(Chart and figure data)
***
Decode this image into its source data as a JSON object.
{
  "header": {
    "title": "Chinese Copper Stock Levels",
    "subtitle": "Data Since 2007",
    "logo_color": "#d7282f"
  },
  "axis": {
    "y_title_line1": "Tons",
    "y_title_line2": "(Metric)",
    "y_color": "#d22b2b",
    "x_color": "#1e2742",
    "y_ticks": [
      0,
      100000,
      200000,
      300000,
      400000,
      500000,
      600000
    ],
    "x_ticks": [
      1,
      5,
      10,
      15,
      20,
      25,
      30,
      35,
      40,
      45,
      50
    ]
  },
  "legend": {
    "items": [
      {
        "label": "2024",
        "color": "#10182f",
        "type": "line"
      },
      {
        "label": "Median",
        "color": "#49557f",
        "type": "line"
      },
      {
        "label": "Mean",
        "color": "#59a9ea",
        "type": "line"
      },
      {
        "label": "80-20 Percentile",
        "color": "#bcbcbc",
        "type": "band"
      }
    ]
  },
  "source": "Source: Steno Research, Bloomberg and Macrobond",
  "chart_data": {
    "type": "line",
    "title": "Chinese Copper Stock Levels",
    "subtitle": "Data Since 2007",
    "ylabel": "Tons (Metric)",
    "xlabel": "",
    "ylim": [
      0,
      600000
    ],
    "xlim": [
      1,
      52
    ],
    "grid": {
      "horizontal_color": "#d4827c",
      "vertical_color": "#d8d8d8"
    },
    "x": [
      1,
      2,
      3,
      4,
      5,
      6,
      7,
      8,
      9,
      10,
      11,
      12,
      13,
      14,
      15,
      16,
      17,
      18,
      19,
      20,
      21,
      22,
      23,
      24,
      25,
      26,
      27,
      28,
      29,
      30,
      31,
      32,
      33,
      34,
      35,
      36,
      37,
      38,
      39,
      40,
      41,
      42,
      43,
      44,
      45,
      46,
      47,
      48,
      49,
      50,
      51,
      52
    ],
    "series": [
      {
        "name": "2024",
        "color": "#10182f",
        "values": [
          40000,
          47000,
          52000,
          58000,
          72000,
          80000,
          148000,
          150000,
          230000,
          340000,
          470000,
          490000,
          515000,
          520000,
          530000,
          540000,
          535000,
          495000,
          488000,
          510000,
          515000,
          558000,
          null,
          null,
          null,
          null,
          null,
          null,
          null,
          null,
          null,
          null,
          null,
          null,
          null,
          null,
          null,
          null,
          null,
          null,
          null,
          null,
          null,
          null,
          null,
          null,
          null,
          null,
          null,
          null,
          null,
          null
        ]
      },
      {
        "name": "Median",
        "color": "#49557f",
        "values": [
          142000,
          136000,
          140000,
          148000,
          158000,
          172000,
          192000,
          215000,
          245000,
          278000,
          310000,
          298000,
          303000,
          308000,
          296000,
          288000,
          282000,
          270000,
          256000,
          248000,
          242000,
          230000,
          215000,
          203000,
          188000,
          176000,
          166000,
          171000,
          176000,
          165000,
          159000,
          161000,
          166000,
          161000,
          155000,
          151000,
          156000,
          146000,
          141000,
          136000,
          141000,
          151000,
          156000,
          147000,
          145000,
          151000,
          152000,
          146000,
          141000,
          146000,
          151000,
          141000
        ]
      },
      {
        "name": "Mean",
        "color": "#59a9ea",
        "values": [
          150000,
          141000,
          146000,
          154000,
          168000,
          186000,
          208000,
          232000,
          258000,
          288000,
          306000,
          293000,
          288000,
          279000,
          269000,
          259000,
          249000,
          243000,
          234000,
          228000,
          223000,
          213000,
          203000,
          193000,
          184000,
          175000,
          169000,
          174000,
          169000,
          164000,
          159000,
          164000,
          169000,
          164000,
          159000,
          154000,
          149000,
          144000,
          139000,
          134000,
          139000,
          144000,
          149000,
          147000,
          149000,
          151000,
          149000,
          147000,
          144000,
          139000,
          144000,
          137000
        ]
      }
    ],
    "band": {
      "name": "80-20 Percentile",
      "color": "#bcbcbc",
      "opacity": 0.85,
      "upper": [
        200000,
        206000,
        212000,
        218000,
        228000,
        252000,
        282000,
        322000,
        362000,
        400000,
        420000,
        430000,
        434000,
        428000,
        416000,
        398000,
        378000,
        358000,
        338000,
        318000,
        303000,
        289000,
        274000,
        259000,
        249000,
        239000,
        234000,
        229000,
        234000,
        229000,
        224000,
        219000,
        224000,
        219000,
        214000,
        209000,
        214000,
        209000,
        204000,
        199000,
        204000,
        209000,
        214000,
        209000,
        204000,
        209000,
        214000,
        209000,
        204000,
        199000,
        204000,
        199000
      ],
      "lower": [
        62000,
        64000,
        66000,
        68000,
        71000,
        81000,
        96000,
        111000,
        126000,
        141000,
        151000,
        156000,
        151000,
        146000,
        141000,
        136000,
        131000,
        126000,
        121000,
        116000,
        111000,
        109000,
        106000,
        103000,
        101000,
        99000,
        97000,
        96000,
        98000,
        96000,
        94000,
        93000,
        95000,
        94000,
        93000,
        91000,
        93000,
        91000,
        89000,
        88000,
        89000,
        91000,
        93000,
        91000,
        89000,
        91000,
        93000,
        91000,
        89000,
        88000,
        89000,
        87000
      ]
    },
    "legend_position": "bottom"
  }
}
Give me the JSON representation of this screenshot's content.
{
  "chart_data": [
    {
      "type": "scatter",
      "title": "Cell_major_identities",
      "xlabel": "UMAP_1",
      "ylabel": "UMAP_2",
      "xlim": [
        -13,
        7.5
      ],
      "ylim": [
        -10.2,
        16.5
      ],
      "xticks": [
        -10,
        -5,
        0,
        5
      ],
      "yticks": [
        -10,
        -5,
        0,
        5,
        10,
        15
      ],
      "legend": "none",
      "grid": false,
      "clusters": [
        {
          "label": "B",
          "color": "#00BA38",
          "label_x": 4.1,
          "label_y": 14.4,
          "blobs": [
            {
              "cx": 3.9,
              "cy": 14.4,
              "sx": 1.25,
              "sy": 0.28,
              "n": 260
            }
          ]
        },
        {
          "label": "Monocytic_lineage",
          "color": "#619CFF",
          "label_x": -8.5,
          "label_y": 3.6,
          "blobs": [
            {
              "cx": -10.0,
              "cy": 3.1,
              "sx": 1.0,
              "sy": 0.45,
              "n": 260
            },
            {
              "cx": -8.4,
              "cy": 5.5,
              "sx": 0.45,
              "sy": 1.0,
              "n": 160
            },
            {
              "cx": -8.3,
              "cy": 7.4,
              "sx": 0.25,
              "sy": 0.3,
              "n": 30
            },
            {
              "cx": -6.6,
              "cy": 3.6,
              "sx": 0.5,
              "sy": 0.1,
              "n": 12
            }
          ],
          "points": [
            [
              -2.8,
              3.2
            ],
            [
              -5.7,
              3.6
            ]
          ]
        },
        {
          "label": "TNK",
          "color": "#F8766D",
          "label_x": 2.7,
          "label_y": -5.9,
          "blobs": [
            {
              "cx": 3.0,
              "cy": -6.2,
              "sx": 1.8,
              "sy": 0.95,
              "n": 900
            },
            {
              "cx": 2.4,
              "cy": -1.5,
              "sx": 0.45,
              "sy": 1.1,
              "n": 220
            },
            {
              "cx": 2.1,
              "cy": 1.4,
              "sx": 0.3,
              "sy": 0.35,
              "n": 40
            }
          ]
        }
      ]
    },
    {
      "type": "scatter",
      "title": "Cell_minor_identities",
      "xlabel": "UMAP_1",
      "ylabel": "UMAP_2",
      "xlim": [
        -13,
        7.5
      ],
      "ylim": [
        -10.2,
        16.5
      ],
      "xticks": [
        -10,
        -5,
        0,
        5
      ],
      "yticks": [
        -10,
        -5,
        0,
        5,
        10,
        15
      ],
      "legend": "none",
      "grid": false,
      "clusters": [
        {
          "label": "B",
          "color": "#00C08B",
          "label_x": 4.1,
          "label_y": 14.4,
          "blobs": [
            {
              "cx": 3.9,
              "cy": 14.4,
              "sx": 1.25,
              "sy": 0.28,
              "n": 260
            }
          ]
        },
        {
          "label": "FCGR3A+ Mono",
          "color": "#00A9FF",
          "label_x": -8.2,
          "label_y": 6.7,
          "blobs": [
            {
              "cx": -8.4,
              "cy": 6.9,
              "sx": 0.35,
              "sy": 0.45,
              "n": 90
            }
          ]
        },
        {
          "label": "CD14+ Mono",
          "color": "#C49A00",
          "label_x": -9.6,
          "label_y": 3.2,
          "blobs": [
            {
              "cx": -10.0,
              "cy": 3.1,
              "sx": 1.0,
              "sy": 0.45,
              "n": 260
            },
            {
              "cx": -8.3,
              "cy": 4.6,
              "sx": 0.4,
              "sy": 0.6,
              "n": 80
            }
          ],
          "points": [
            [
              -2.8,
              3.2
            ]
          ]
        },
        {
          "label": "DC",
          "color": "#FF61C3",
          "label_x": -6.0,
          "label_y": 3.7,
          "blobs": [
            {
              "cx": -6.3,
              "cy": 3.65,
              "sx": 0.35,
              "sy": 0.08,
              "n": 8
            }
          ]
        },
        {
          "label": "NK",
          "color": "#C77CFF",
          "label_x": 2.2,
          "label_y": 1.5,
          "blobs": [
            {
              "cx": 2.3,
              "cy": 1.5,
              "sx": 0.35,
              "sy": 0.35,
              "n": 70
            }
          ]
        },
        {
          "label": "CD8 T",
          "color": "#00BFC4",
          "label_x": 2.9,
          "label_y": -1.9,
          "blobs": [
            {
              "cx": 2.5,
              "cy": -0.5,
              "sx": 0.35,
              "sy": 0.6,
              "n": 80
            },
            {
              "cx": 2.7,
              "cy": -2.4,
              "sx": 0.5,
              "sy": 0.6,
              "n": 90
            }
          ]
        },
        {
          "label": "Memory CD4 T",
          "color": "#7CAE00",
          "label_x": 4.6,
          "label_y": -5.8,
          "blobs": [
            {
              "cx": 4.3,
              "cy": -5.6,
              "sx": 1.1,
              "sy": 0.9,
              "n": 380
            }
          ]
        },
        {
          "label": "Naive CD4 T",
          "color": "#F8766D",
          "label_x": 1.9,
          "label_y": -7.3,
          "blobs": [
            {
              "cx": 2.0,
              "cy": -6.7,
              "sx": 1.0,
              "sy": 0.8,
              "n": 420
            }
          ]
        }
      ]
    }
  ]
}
***
> WHAT TO WORK ON:
Tally up the lines in the preceding listing that contain the string "Tons". Respond with the number and nothing else.

> WORKED SOLUTION:
2